:: Required task ::
Show all lines that include the string "name"; copy each one.

:: Records for processing ::
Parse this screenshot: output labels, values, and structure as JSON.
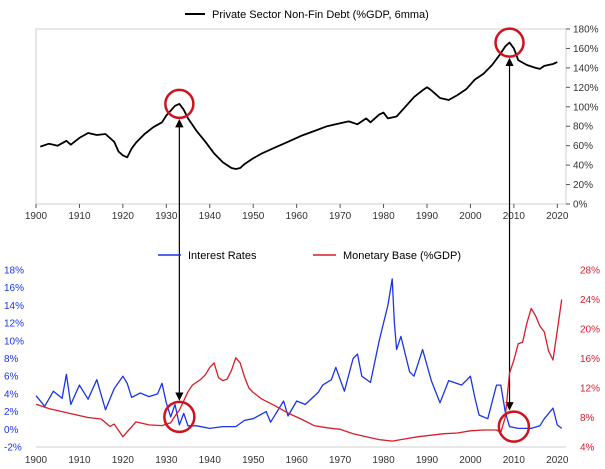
{
  "chart_data": [
    {
      "type": "line",
      "title": "",
      "xlabel": "",
      "ylabel": "",
      "xlim": [
        1900,
        2022
      ],
      "ylim": [
        0,
        180
      ],
      "grid": false,
      "legend": "top-center",
      "y_axis_side": "right",
      "x_ticks": [
        "1900",
        "1910",
        "1920",
        "1930",
        "1940",
        "1950",
        "1960",
        "1970",
        "1980",
        "1990",
        "2000",
        "2010",
        "2020"
      ],
      "y_ticks": [
        "0%",
        "20%",
        "40%",
        "60%",
        "80%",
        "100%",
        "120%",
        "140%",
        "160%",
        "180%"
      ],
      "highlight_circles": [
        {
          "x": 1933,
          "y": 103
        },
        {
          "x": 2009,
          "y": 166
        }
      ],
      "series": [
        {
          "name": "Private Sector Non-Fin Debt (%GDP, 6mma)",
          "color": "#000000",
          "points": [
            [
              1901,
              59
            ],
            [
              1903,
              62
            ],
            [
              1905,
              60
            ],
            [
              1907,
              65
            ],
            [
              1908,
              61
            ],
            [
              1910,
              68
            ],
            [
              1912,
              73
            ],
            [
              1914,
              71
            ],
            [
              1916,
              72
            ],
            [
              1918,
              64
            ],
            [
              1919,
              54
            ],
            [
              1920,
              50
            ],
            [
              1921,
              48
            ],
            [
              1922,
              57
            ],
            [
              1923,
              63
            ],
            [
              1925,
              72
            ],
            [
              1927,
              79
            ],
            [
              1929,
              84
            ],
            [
              1930,
              91
            ],
            [
              1931,
              96
            ],
            [
              1932,
              101
            ],
            [
              1933,
              103
            ],
            [
              1934,
              97
            ],
            [
              1935,
              88
            ],
            [
              1937,
              75
            ],
            [
              1939,
              64
            ],
            [
              1941,
              52
            ],
            [
              1943,
              43
            ],
            [
              1945,
              37
            ],
            [
              1946,
              36
            ],
            [
              1947,
              37
            ],
            [
              1948,
              41
            ],
            [
              1950,
              47
            ],
            [
              1952,
              52
            ],
            [
              1955,
              58
            ],
            [
              1958,
              64
            ],
            [
              1961,
              70
            ],
            [
              1964,
              75
            ],
            [
              1967,
              80
            ],
            [
              1970,
              83
            ],
            [
              1972,
              85
            ],
            [
              1974,
              82
            ],
            [
              1976,
              88
            ],
            [
              1977,
              84
            ],
            [
              1979,
              92
            ],
            [
              1980,
              94
            ],
            [
              1981,
              88
            ],
            [
              1983,
              90
            ],
            [
              1985,
              100
            ],
            [
              1987,
              110
            ],
            [
              1989,
              117
            ],
            [
              1990,
              120
            ],
            [
              1991,
              117
            ],
            [
              1993,
              109
            ],
            [
              1995,
              107
            ],
            [
              1997,
              112
            ],
            [
              1999,
              118
            ],
            [
              2001,
              128
            ],
            [
              2003,
              134
            ],
            [
              2005,
              143
            ],
            [
              2007,
              155
            ],
            [
              2008,
              162
            ],
            [
              2009,
              166
            ],
            [
              2010,
              160
            ],
            [
              2011,
              148
            ],
            [
              2013,
              143
            ],
            [
              2015,
              140
            ],
            [
              2016,
              139
            ],
            [
              2017,
              142
            ],
            [
              2019,
              144
            ],
            [
              2020,
              146
            ]
          ]
        }
      ]
    },
    {
      "type": "line",
      "title": "",
      "xlabel": "",
      "ylabel": "",
      "xlim": [
        1900,
        2022
      ],
      "ylim_left": [
        -2,
        18
      ],
      "ylim_right": [
        4,
        28
      ],
      "grid": false,
      "legend": "top-center",
      "x_ticks": [
        "1900",
        "1910",
        "1920",
        "1930",
        "1940",
        "1950",
        "1960",
        "1970",
        "1980",
        "1990",
        "2000",
        "2010",
        "2020"
      ],
      "y_ticks_left": [
        "-2%",
        "0%",
        "2%",
        "4%",
        "6%",
        "8%",
        "10%",
        "12%",
        "14%",
        "16%",
        "18%"
      ],
      "y_ticks_right": [
        "4%",
        "8%",
        "12%",
        "16%",
        "20%",
        "24%",
        "28%"
      ],
      "highlight_circles": [
        {
          "x": 1933,
          "y": 1.4,
          "axis": "left"
        },
        {
          "x": 2010,
          "y": 0.3,
          "axis": "left"
        }
      ],
      "series": [
        {
          "name": "Interest Rates",
          "axis": "left",
          "color": "#1a35e8",
          "points": [
            [
              1900,
              3.8
            ],
            [
              1902,
              2.6
            ],
            [
              1904,
              4.3
            ],
            [
              1906,
              3.5
            ],
            [
              1907,
              6.2
            ],
            [
              1908,
              2.8
            ],
            [
              1910,
              5.0
            ],
            [
              1912,
              3.4
            ],
            [
              1914,
              5.6
            ],
            [
              1916,
              2.2
            ],
            [
              1918,
              4.6
            ],
            [
              1920,
              6.0
            ],
            [
              1921,
              5.2
            ],
            [
              1922,
              3.6
            ],
            [
              1924,
              4.1
            ],
            [
              1926,
              3.7
            ],
            [
              1928,
              4.0
            ],
            [
              1929,
              5.2
            ],
            [
              1930,
              3.0
            ],
            [
              1931,
              1.4
            ],
            [
              1932,
              2.8
            ],
            [
              1933,
              0.5
            ],
            [
              1934,
              1.8
            ],
            [
              1935,
              0.4
            ],
            [
              1937,
              0.4
            ],
            [
              1940,
              0.1
            ],
            [
              1943,
              0.3
            ],
            [
              1946,
              0.3
            ],
            [
              1948,
              1.0
            ],
            [
              1950,
              1.2
            ],
            [
              1953,
              2.0
            ],
            [
              1954,
              0.8
            ],
            [
              1957,
              3.2
            ],
            [
              1958,
              1.5
            ],
            [
              1960,
              3.2
            ],
            [
              1962,
              2.8
            ],
            [
              1965,
              4.2
            ],
            [
              1966,
              5.0
            ],
            [
              1968,
              5.6
            ],
            [
              1969,
              7.0
            ],
            [
              1971,
              4.3
            ],
            [
              1973,
              8.0
            ],
            [
              1974,
              8.5
            ],
            [
              1975,
              6.0
            ],
            [
              1977,
              5.3
            ],
            [
              1979,
              10.0
            ],
            [
              1980,
              12.0
            ],
            [
              1981,
              14.0
            ],
            [
              1982,
              17.0
            ],
            [
              1982.5,
              12.0
            ],
            [
              1983,
              9.0
            ],
            [
              1984,
              10.5
            ],
            [
              1986,
              6.5
            ],
            [
              1987,
              6.0
            ],
            [
              1989,
              9.0
            ],
            [
              1991,
              5.5
            ],
            [
              1993,
              3.0
            ],
            [
              1995,
              5.5
            ],
            [
              1998,
              5.0
            ],
            [
              2000,
              6.0
            ],
            [
              2001,
              3.6
            ],
            [
              2002,
              1.6
            ],
            [
              2004,
              1.2
            ],
            [
              2006,
              5.0
            ],
            [
              2007,
              5.0
            ],
            [
              2008,
              2.0
            ],
            [
              2009,
              0.3
            ],
            [
              2011,
              0.1
            ],
            [
              2014,
              0.1
            ],
            [
              2016,
              0.4
            ],
            [
              2017,
              1.2
            ],
            [
              2019,
              2.4
            ],
            [
              2020,
              0.5
            ],
            [
              2021,
              0.1
            ]
          ]
        },
        {
          "name": "Monetary Base (%GDP)",
          "axis": "right",
          "color": "#d71d2a",
          "points": [
            [
              1900,
              9.8
            ],
            [
              1903,
              9.2
            ],
            [
              1906,
              8.8
            ],
            [
              1909,
              8.4
            ],
            [
              1912,
              8.0
            ],
            [
              1915,
              7.8
            ],
            [
              1917,
              6.8
            ],
            [
              1918,
              7.1
            ],
            [
              1920,
              5.4
            ],
            [
              1923,
              7.4
            ],
            [
              1926,
              7.0
            ],
            [
              1929,
              6.9
            ],
            [
              1931,
              7.3
            ],
            [
              1932,
              8.2
            ],
            [
              1933,
              9.0
            ],
            [
              1935,
              11.5
            ],
            [
              1936,
              12.4
            ],
            [
              1937,
              12.8
            ],
            [
              1938,
              13.2
            ],
            [
              1939,
              13.8
            ],
            [
              1940,
              14.8
            ],
            [
              1941,
              15.4
            ],
            [
              1942,
              13.4
            ],
            [
              1943,
              13.0
            ],
            [
              1944,
              13.2
            ],
            [
              1945,
              14.4
            ],
            [
              1946,
              16.1
            ],
            [
              1947,
              15.4
            ],
            [
              1948,
              13.5
            ],
            [
              1949,
              12.0
            ],
            [
              1950,
              11.4
            ],
            [
              1952,
              10.5
            ],
            [
              1955,
              9.6
            ],
            [
              1958,
              8.6
            ],
            [
              1961,
              7.8
            ],
            [
              1964,
              6.9
            ],
            [
              1967,
              6.6
            ],
            [
              1970,
              6.4
            ],
            [
              1973,
              5.8
            ],
            [
              1976,
              5.4
            ],
            [
              1979,
              5.0
            ],
            [
              1982,
              4.8
            ],
            [
              1985,
              5.1
            ],
            [
              1988,
              5.4
            ],
            [
              1991,
              5.6
            ],
            [
              1994,
              5.8
            ],
            [
              1997,
              5.9
            ],
            [
              2000,
              6.2
            ],
            [
              2003,
              6.3
            ],
            [
              2006,
              6.3
            ],
            [
              2007,
              6.0
            ],
            [
              2008,
              8.0
            ],
            [
              2009,
              14.0
            ],
            [
              2010,
              15.8
            ],
            [
              2011,
              18.0
            ],
            [
              2012,
              18.2
            ],
            [
              2013,
              20.8
            ],
            [
              2014,
              22.8
            ],
            [
              2015,
              21.8
            ],
            [
              2016,
              20.4
            ],
            [
              2017,
              19.6
            ],
            [
              2018,
              17.0
            ],
            [
              2019,
              15.8
            ],
            [
              2020,
              19.8
            ],
            [
              2021,
              24.0
            ]
          ]
        }
      ]
    }
  ]
}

:: Response for this exercise ::
          "name": "Private Sector Non-Fin Debt (%GDP, 6mma)",
          "name": "Interest Rates",
          "name": "Monetary Base (%GDP)",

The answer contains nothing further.